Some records

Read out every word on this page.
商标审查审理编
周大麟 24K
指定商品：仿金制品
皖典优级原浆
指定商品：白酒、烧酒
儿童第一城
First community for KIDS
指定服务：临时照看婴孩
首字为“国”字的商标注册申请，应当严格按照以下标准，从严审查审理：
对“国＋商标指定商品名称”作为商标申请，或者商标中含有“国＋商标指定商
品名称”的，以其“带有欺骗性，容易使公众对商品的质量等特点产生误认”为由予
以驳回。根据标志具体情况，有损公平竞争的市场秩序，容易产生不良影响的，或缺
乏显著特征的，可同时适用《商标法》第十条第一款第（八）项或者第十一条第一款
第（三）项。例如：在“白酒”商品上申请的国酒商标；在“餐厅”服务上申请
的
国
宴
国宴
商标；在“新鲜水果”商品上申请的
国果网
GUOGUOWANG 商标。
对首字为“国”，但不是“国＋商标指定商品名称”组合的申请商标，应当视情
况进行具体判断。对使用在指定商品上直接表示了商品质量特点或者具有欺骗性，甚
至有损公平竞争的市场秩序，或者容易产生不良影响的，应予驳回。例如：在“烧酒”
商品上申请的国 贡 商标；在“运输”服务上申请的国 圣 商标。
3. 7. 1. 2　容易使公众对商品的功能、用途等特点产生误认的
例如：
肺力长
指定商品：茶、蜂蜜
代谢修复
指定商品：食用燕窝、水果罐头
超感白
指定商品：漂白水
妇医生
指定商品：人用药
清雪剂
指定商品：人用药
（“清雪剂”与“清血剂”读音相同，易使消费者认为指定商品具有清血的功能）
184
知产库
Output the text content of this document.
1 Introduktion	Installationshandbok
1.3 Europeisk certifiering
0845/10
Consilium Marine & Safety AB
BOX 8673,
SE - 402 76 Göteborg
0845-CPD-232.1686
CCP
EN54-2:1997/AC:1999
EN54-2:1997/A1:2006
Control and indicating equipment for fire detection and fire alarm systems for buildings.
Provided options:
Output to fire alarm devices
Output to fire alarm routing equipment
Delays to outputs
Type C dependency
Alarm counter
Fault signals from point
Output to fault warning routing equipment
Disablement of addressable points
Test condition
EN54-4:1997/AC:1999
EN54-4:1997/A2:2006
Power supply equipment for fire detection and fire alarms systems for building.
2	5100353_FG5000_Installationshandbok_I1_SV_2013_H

● PROBLEM STATEMENT: Look through the entries above for the word "商标指定商品名称". Copy every line where it shows up.

● FINISHED EXERCISE:
对“国＋商标指定商品名称”作为商标申请，或者商标中含有“国＋商标指定商
对首字为“国”，但不是“国＋商标指定商品名称”组合的申请商标，应当视情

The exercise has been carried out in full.